* _INPUT RECORDS_
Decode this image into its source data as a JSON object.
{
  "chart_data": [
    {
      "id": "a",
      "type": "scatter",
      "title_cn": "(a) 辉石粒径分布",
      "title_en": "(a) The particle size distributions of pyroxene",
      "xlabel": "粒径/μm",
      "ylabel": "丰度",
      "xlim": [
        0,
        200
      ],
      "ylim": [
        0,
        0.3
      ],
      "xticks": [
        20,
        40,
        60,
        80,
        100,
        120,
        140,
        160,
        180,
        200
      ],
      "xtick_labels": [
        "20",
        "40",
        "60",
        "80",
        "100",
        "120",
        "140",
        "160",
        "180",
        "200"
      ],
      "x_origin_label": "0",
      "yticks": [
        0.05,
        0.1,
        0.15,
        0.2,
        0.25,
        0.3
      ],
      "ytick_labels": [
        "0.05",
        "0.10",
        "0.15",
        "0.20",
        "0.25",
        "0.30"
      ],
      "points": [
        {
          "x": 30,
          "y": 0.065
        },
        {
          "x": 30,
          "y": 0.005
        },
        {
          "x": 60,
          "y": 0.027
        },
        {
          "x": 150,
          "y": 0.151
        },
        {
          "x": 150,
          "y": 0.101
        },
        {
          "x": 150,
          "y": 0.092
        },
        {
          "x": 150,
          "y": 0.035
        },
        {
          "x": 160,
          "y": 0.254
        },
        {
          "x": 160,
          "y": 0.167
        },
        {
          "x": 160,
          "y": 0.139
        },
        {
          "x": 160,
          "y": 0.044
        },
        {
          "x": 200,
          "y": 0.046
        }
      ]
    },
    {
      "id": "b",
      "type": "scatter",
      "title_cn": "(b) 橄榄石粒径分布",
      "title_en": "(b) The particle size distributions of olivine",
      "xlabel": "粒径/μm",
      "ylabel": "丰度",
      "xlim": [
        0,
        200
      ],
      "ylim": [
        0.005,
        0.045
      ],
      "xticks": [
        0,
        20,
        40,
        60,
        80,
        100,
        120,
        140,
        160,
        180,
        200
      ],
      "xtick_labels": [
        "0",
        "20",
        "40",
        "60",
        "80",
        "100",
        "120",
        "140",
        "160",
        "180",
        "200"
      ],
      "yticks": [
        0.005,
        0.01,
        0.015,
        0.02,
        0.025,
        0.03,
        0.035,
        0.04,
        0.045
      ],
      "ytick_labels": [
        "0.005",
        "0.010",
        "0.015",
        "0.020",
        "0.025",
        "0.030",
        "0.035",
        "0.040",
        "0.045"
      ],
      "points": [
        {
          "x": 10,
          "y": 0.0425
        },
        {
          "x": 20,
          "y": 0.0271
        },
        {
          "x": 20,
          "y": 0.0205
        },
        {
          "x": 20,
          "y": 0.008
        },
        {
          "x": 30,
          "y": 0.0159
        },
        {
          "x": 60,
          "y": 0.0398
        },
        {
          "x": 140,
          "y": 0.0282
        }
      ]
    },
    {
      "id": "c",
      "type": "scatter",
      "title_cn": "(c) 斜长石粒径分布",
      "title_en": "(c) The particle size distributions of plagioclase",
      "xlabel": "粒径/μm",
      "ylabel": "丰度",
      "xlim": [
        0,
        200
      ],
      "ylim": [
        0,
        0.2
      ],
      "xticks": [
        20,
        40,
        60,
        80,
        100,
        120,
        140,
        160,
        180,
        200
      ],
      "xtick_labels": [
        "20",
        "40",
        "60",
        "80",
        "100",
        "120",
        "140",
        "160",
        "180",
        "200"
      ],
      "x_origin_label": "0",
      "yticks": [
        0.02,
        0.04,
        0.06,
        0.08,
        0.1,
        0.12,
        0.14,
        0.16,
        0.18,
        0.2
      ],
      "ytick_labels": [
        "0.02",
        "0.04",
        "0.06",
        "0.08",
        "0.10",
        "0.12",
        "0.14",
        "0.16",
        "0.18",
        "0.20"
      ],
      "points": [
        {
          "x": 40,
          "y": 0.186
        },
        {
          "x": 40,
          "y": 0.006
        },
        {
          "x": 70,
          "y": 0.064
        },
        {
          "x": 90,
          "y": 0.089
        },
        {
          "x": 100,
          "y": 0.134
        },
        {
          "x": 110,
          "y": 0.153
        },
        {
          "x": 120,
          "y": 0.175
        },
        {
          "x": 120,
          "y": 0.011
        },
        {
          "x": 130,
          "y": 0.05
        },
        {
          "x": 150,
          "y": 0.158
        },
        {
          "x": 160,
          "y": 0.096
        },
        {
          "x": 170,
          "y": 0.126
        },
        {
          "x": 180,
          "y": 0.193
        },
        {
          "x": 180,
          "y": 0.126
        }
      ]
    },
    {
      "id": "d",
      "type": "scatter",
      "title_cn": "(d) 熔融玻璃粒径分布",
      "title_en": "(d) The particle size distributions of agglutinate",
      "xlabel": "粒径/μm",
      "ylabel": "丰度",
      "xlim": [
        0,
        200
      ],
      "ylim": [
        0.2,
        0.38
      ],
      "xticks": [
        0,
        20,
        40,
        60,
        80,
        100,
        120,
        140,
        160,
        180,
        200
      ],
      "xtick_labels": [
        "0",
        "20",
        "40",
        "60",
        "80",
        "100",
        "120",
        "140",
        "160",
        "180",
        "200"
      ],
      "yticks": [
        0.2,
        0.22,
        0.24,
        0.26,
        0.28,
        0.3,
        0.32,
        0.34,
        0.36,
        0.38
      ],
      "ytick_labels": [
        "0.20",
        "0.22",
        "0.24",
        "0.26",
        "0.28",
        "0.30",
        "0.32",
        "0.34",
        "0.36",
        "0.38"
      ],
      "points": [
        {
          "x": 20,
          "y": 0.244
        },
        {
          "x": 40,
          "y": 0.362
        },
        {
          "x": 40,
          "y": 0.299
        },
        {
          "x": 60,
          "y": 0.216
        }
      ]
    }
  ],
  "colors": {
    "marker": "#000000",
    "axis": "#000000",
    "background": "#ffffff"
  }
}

* _WHAT YOU ARE ASKED TO DO_
Find the lines that include the string "size", then copy each of them.

* _SOLUTION TO THIS PROBLEM_
      "title_en": "(a) The particle size distributions of pyroxene",
      "title_en": "(b) The particle size distributions of olivine",
      "title_en": "(c) The particle size distributions of plagioclase",
      "title_en": "(d) The particle size distributions of agglutinate",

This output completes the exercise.